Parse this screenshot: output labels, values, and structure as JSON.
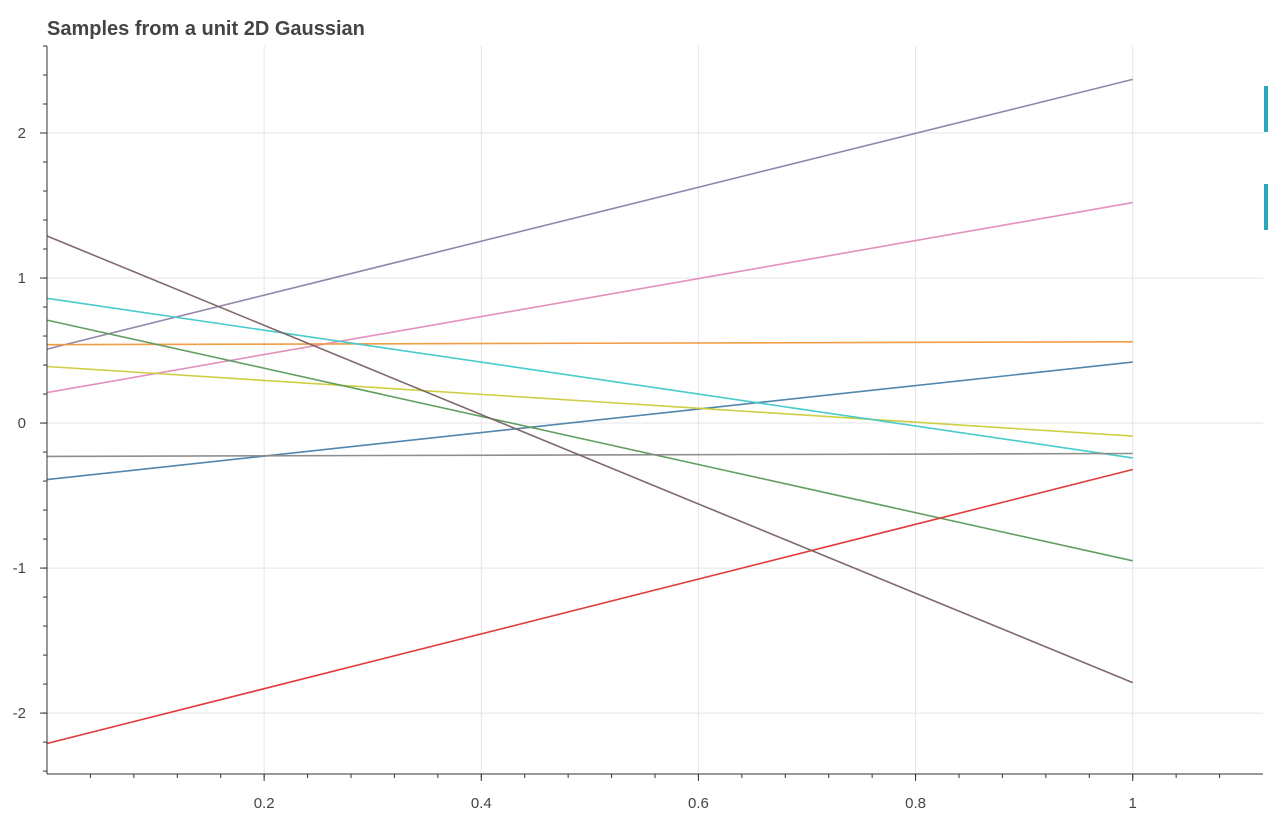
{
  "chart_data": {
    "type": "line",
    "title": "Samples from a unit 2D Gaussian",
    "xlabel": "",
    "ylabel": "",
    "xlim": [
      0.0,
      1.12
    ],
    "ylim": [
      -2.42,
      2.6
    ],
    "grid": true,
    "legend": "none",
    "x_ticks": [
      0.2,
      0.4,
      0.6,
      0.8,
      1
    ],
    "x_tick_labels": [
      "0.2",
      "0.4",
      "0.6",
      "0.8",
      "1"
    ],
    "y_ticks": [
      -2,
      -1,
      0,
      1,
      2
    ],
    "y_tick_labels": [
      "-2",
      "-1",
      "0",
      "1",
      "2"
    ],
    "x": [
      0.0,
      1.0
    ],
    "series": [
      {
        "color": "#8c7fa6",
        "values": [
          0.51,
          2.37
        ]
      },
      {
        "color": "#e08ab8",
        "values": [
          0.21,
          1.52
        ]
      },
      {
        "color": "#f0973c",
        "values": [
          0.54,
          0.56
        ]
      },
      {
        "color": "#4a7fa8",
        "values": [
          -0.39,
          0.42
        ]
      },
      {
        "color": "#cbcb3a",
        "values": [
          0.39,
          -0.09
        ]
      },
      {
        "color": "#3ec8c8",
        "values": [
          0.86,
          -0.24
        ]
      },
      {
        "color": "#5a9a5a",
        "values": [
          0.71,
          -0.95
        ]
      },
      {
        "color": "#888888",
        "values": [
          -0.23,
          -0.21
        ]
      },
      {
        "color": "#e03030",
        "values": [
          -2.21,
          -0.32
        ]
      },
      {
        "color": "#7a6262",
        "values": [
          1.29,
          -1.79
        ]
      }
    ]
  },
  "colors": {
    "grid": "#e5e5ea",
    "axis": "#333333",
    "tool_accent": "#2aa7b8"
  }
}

######

▸ Goal of the exercise
Omit the pictures and restate the rest of the records verbatim.

▸ Solved problem
Parse this screenshot: output labels, values, and structure as JSON.
{
  "chart_data": {
    "type": "line",
    "title": "Samples from a unit 2D Gaussian",
    "xlabel": "",
    "ylabel": "",
    "xlim": [
      0.0,
      1.12
    ],
    "ylim": [
      -2.42,
      2.6
    ],
    "grid": true,
    "legend": "none",
    "x_ticks": [
      0.2,
      0.4,
      0.6,
      0.8,
      1
    ],
    "x_tick_labels": [
      "0.2",
      "0.4",
      "0.6",
      "0.8",
      "1"
    ],
    "y_ticks": [
      -2,
      -1,
      0,
      1,
      2
    ],
    "y_tick_labels": [
      "-2",
      "-1",
      "0",
      "1",
      "2"
    ],
    "x": [
      0.0,
      1.0
    ],
    "series": [
      {
        "color": "#8c7fa6",
        "values": [
          0.51,
          2.37
        ]
      },
      {
        "color": "#e08ab8",
        "values": [
          0.21,
          1.52
        ]
      },
      {
        "color": "#f0973c",
        "values": [
          0.54,
          0.56
        ]
      },
      {
        "color": "#4a7fa8",
        "values": [
          -0.39,
          0.42
        ]
      },
      {
        "color": "#cbcb3a",
        "values": [
          0.39,
          -0.09
        ]
      },
      {
        "color": "#3ec8c8",
        "values": [
          0.86,
          -0.24
        ]
      },
      {
        "color": "#5a9a5a",
        "values": [
          0.71,
          -0.95
        ]
      },
      {
        "color": "#888888",
        "values": [
          -0.23,
          -0.21
        ]
      },
      {
        "color": "#e03030",
        "values": [
          -2.21,
          -0.32
        ]
      },
      {
        "color": "#7a6262",
        "values": [
          1.29,
          -1.79
        ]
      }
    ]
  },
  "colors": {
    "grid": "#e5e5ea",
    "axis": "#333333",
    "tool_accent": "#2aa7b8"
  }
}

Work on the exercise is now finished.